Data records
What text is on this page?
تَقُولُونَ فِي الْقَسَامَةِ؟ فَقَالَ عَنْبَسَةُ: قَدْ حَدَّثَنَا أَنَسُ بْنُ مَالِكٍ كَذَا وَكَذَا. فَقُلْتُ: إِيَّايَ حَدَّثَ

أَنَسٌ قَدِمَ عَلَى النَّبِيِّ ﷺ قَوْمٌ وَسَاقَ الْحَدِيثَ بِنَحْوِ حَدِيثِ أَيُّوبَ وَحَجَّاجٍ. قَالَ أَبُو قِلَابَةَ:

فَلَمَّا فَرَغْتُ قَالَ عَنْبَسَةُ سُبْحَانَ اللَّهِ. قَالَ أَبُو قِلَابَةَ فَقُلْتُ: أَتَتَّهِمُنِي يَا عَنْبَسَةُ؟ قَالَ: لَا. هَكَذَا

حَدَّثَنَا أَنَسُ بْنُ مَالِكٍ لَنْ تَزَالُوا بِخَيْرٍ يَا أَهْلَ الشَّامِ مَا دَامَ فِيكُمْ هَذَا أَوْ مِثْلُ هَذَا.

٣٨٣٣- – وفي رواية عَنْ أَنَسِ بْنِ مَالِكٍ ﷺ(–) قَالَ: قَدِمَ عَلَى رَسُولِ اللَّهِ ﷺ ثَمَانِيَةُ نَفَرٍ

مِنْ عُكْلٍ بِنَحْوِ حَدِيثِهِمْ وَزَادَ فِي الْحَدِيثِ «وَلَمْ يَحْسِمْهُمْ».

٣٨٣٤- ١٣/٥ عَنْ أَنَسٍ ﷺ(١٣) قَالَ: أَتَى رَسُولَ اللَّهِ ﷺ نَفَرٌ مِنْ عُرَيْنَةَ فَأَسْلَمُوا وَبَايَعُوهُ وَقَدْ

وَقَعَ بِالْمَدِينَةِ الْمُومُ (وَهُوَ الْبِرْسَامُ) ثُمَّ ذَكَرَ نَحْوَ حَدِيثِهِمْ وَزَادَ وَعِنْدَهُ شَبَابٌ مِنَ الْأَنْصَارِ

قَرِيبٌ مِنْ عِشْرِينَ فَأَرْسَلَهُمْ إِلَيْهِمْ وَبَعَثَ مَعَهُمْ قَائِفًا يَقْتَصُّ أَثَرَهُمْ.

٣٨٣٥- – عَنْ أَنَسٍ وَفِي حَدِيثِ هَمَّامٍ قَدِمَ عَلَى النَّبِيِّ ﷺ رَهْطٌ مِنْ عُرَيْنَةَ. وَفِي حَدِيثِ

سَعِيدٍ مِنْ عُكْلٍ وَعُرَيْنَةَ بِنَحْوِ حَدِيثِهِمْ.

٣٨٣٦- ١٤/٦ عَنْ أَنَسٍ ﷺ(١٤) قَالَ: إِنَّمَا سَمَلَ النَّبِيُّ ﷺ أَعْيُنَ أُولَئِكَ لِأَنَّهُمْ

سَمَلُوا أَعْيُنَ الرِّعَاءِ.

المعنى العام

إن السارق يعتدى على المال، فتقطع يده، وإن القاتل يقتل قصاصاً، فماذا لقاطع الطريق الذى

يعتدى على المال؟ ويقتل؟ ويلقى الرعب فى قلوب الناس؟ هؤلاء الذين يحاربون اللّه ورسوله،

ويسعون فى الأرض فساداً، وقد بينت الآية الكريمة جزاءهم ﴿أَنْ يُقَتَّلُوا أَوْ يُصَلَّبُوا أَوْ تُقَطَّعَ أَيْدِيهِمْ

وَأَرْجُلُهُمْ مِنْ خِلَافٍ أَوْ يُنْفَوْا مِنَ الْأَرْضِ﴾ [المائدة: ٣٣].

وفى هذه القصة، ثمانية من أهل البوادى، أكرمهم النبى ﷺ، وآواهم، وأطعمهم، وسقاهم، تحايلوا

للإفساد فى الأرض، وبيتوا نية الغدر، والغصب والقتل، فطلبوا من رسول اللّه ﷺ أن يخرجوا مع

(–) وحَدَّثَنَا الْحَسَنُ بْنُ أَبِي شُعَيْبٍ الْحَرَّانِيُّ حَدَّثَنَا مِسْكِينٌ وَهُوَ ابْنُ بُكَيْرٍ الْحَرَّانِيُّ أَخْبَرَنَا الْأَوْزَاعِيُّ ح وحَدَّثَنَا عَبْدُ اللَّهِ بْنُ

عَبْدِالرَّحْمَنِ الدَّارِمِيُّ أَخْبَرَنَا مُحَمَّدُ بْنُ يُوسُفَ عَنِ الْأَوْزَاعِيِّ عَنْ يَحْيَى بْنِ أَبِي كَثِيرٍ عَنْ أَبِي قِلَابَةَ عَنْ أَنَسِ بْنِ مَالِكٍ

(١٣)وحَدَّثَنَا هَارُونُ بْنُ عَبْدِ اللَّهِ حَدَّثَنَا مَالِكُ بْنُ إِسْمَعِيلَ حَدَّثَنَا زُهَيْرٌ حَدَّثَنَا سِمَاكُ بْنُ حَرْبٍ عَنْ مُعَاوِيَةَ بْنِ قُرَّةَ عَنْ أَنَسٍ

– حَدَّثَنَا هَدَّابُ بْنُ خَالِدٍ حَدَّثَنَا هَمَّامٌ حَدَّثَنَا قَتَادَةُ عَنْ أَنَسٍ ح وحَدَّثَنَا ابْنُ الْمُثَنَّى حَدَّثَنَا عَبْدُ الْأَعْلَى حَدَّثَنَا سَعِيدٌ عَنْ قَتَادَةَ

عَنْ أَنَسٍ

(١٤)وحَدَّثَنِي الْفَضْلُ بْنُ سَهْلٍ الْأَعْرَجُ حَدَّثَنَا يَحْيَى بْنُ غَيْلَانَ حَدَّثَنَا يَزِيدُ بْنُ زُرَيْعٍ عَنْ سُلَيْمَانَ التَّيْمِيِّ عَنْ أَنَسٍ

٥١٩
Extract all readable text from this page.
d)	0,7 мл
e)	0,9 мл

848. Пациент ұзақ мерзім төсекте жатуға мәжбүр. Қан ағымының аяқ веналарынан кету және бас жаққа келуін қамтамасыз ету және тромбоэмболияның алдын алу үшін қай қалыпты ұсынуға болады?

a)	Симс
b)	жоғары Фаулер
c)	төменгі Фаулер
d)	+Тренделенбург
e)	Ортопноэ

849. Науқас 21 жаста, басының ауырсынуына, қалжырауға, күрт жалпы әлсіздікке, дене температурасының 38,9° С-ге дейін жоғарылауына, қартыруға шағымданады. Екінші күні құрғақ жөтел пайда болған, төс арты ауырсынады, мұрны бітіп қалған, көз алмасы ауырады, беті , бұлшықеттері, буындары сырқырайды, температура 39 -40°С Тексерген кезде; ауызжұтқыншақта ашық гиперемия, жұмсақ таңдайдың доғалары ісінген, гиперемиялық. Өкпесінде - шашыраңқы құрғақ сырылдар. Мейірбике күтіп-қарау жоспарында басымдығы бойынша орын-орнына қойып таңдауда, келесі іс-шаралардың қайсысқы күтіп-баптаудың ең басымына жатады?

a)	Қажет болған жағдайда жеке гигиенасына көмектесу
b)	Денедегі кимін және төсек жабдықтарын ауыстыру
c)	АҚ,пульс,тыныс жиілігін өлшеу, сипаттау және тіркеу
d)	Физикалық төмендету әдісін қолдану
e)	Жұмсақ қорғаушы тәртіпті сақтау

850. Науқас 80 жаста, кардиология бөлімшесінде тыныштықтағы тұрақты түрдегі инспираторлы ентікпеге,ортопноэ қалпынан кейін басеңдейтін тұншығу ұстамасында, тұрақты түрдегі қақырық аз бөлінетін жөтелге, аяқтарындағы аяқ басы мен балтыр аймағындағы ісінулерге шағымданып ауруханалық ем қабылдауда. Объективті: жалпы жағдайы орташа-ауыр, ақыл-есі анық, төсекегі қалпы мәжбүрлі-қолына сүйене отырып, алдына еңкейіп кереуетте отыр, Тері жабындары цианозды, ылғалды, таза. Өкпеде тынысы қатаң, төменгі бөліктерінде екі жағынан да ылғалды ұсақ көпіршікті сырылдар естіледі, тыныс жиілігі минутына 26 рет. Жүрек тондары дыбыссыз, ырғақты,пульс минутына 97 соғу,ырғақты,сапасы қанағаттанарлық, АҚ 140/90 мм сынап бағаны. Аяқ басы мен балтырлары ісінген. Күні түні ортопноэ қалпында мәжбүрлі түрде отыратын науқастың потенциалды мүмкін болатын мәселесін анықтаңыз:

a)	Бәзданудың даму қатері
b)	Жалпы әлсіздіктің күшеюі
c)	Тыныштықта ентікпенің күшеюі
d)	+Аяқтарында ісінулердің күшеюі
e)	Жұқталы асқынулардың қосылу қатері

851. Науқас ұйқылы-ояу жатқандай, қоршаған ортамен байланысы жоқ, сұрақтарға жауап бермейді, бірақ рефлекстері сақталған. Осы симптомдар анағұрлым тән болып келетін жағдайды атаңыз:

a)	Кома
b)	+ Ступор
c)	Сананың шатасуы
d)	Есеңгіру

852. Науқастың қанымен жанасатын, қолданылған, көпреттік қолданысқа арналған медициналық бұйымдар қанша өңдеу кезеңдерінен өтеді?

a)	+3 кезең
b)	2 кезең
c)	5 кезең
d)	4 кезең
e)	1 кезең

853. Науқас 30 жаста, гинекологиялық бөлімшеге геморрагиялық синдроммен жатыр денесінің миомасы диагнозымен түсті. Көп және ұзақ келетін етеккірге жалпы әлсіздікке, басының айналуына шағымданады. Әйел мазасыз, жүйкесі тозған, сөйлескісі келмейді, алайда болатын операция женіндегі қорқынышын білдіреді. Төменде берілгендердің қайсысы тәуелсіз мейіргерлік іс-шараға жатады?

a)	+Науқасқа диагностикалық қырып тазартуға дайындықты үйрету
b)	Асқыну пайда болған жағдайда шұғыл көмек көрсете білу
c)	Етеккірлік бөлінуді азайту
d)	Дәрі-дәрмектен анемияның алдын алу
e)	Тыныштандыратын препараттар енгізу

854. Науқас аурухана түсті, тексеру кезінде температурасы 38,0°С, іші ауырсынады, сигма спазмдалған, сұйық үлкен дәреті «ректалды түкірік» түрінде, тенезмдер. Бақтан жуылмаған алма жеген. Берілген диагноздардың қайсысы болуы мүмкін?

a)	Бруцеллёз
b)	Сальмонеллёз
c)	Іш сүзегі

=== Exercise prompt ===
Pull every line containing "қатері" from the data.

=== Complete response ===
a)	Бәзданудың даму қатері
e)	Жұқталы асқынулардың қосылу қатері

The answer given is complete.